**Task directions**
Search the data for the string "text" and gather each line it is in.

**Material supplied**
<<<<

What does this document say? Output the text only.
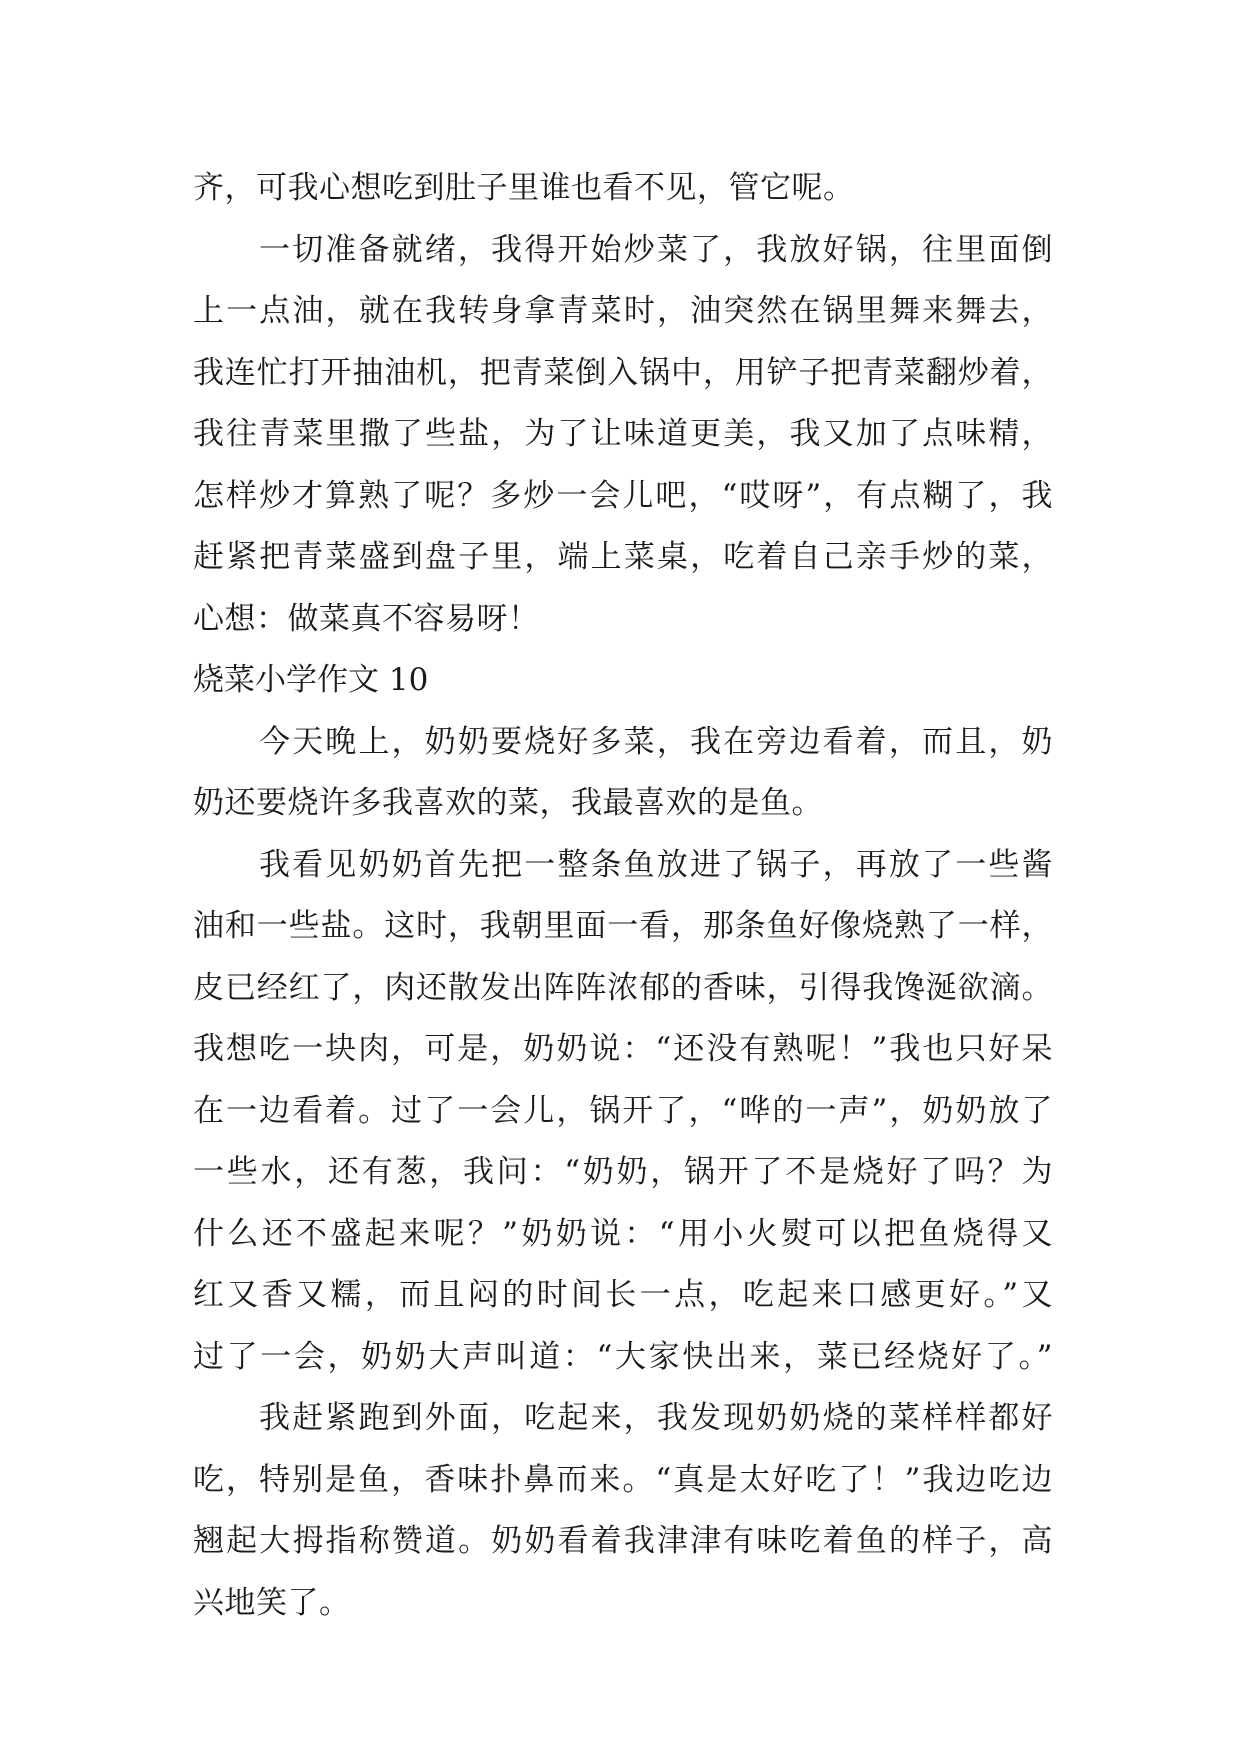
齐，可我心想吃到肚子里谁也看不见，管它呢。
一切准备就绪，我得开始炒菜了，我放好锅，往里面倒
上一点油，就在我转身拿青菜时，油突然在锅里舞来舞去，
我连忙打开抽油机，把青菜倒入锅中，用铲子把青菜翻炒着，
我往青菜里撒了些盐，为了让味道更美，我又加了点味精，
怎样炒才算熟了呢？多炒一会儿吧，“哎呀”，有点糊了，我
赶紧把青菜盛到盘子里，端上菜桌，吃着自己亲手炒的菜，
心想：做菜真不容易呀！
烧菜小学作文 10
今天晚上，奶奶要烧好多菜，我在旁边看着，而且，奶
奶还要烧许多我喜欢的菜，我最喜欢的是鱼。
我看见奶奶首先把一整条鱼放进了锅子，再放了一些酱
油和一些盐。这时，我朝里面一看，那条鱼好像烧熟了一样，
皮已经红了，肉还散发出阵阵浓郁的香味，引得我馋涎欲滴。
我想吃一块肉，可是，奶奶说：“还没有熟呢！”我也只好呆
在一边看着。过了一会儿，锅开了，“哗的一声”，奶奶放了
一些水，还有葱，我问：“奶奶，锅开了不是烧好了吗？为
什么还不盛起来呢？”奶奶说：“用小火熨可以把鱼烧得又
红又香又糯，而且闷的时间长一点，吃起来口感更好。”又
过了一会，奶奶大声叫道：“大家快出来，菜已经烧好了。”
我赶紧跑到外面，吃起来，我发现奶奶烧的菜样样都好
吃，特别是鱼，香味扑鼻而来。“真是太好吃了！”我边吃边
翘起大拇指称赞道。奶奶看着我津津有味吃着鱼的样子，高
兴地笑了。
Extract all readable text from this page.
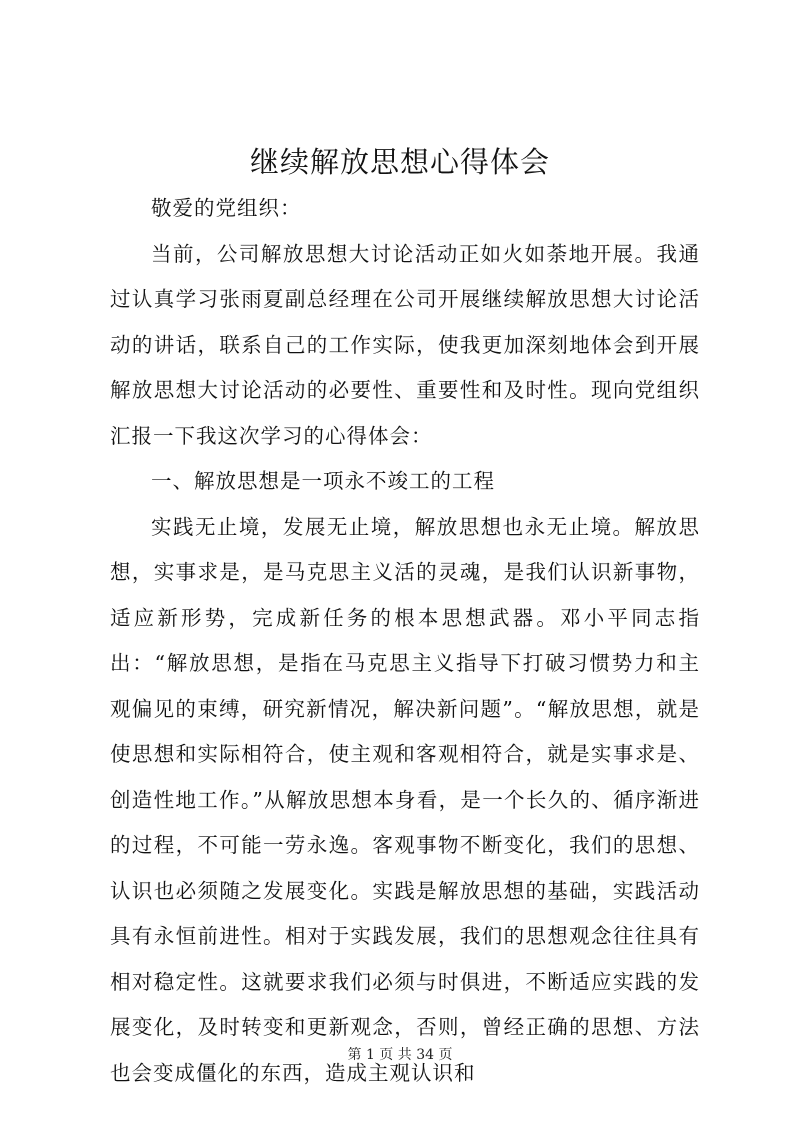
继续解放思想心得体会

敬爱的党组织：

当前，公司解放思想大讨论活动正如火如荼地开展。我通过认真学习张雨夏副总经理在公司开展继续解放思想大讨论活动的讲话，联系自己的工作实际，使我更加深刻地体会到开展解放思想大讨论活动的必要性、重要性和及时性。现向党组织汇报一下我这次学习的心得体会：

一、解放思想是一项永不竣工的工程

实践无止境，发展无止境，解放思想也永无止境。解放思想，实事求是，是马克思主义活的灵魂，是我们认识新事物，适应新形势，完成新任务的根本思想武器。邓小平同志指出：“解放思想，是指在马克思主义指导下打破习惯势力和主观偏见的束缚，研究新情况，解决新问题”。“解放思想，就是使思想和实际相符合，使主观和客观相符合，就是实事求是、创造性地工作。”从解放思想本身看，是一个长久的、循序渐进的过程，不可能一劳永逸。客观事物不断变化，我们的思想、认识也必须随之发展变化。实践是解放思想的基础，实践活动具有永恒前进性。相对于实践发展，我们的思想观念往往具有相对稳定性。这就要求我们必须与时俱进，不断适应实践的发展变化，及时转变和更新观念，否则，曾经正确的思想、方法也会变成僵化的东西，造成主观认识和

第 1 页 共 34 页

>>>>

**Solution for this problem**
What does this document say? Output the text only.
Extract all readable text from this page.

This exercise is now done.